## Begin Records to use

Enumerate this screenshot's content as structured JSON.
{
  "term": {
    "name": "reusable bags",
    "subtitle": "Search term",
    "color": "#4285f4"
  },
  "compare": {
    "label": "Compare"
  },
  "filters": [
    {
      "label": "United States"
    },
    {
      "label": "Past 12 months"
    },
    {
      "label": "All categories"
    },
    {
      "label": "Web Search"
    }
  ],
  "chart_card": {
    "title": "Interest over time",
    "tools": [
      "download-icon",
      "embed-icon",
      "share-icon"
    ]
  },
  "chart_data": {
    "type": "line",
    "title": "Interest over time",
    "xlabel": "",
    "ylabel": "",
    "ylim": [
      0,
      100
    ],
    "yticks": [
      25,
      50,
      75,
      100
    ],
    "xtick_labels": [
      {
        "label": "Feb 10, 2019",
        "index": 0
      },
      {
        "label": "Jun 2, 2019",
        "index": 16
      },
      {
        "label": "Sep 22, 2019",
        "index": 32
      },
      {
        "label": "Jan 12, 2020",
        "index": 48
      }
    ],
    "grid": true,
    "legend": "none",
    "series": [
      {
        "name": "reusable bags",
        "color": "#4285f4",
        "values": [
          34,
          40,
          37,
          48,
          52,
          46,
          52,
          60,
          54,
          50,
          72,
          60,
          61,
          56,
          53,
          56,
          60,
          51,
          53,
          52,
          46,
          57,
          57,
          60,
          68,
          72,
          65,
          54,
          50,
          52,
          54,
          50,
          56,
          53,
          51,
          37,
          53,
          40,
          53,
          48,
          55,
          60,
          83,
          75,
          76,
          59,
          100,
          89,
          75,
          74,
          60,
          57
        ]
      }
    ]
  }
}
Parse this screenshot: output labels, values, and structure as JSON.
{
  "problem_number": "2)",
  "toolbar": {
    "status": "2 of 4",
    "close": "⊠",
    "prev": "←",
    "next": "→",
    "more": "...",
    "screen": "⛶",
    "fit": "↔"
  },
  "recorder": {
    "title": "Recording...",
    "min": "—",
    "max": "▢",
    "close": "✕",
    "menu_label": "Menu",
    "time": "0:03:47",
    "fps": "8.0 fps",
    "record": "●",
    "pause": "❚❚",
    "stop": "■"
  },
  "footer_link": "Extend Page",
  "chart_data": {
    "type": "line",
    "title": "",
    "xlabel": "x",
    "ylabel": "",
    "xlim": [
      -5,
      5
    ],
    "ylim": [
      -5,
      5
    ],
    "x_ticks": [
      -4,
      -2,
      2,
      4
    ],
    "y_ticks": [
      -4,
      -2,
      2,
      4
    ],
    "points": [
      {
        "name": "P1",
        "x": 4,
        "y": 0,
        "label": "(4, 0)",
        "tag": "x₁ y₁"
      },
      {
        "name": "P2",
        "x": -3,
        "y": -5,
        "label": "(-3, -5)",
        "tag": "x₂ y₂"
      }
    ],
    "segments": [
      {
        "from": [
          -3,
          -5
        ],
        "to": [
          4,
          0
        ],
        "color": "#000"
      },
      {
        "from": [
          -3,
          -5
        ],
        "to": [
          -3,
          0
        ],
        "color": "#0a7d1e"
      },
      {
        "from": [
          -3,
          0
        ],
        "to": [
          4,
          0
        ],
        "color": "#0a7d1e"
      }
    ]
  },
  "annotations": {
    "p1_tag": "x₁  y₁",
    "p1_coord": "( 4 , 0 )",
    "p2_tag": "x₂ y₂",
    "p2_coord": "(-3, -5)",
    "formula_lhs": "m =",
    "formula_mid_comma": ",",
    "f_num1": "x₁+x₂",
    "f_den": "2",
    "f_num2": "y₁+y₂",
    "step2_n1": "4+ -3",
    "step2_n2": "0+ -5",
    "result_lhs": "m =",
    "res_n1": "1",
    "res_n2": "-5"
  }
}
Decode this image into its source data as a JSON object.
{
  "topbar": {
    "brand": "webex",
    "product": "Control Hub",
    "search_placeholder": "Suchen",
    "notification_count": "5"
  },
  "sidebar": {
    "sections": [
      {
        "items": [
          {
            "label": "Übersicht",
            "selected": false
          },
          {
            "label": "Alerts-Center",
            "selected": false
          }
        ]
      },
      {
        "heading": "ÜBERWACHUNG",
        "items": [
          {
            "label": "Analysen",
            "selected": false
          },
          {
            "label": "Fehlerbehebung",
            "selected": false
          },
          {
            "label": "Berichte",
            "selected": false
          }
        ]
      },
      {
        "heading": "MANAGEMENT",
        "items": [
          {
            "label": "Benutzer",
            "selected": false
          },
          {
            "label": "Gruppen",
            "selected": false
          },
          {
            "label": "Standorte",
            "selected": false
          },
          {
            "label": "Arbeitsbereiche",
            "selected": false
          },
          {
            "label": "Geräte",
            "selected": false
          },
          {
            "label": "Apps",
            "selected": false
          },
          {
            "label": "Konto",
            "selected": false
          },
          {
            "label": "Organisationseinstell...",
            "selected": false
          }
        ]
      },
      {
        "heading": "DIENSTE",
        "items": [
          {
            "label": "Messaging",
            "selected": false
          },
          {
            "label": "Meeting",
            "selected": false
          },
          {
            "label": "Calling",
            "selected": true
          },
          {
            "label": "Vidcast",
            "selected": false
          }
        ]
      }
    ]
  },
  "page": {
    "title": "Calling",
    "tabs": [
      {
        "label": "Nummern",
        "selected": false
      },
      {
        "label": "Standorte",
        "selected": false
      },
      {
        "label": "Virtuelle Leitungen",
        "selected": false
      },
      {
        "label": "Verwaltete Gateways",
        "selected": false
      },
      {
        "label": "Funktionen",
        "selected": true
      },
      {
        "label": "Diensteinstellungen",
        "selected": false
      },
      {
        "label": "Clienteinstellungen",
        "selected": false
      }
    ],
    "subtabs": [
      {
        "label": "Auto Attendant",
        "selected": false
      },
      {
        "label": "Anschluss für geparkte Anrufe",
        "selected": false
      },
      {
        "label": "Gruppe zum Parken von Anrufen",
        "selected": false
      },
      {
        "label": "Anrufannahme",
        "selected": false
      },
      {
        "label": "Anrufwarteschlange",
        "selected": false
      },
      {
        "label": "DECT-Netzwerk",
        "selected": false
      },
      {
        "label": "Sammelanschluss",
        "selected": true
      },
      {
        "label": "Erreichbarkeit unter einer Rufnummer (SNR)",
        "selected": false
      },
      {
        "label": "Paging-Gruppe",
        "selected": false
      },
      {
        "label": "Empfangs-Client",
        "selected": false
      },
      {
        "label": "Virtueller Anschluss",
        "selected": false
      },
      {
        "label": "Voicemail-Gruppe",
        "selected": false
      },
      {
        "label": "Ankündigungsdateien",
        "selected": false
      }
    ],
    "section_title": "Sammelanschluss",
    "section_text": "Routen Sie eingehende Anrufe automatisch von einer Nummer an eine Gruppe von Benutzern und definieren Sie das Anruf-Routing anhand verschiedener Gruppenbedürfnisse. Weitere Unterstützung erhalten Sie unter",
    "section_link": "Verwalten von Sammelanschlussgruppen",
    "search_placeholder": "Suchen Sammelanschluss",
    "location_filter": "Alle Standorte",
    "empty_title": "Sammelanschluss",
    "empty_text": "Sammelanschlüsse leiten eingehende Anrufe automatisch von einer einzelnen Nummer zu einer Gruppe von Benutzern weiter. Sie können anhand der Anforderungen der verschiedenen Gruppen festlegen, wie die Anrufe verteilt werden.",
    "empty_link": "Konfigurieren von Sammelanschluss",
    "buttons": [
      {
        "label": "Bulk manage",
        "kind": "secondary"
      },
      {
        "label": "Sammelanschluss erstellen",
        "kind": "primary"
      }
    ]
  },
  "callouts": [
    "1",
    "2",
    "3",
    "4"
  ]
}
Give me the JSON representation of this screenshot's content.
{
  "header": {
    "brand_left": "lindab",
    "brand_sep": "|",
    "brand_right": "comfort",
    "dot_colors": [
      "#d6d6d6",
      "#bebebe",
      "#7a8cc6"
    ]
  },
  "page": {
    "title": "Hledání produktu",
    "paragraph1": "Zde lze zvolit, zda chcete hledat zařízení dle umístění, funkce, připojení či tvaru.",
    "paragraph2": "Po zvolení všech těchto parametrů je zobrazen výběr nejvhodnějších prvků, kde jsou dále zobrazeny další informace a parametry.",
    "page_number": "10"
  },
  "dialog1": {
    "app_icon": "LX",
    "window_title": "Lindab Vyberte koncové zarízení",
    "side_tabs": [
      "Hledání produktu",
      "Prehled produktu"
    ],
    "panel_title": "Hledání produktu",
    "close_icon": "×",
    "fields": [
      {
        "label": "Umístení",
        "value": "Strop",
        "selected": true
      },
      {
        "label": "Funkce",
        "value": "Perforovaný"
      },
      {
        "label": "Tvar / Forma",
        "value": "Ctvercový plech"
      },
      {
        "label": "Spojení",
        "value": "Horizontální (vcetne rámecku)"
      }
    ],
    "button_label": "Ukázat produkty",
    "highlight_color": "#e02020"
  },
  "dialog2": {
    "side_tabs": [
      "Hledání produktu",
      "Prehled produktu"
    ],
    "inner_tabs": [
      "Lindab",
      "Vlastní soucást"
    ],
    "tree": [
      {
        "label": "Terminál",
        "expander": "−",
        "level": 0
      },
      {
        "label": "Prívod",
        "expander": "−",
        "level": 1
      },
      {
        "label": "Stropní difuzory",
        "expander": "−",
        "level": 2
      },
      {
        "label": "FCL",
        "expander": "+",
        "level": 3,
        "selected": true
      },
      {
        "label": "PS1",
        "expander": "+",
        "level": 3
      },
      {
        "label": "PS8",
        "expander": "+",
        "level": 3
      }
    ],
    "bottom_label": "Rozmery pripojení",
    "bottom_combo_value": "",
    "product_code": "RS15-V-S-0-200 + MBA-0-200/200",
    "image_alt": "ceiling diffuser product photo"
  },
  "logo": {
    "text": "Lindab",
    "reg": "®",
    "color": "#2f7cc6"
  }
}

## End Records to use

Every line in the data that holds "content" should be copied out.

→ **Answer for this exercise**
Enumerate this screenshot's content as structured JSON.
Give me the JSON representation of this screenshot's content.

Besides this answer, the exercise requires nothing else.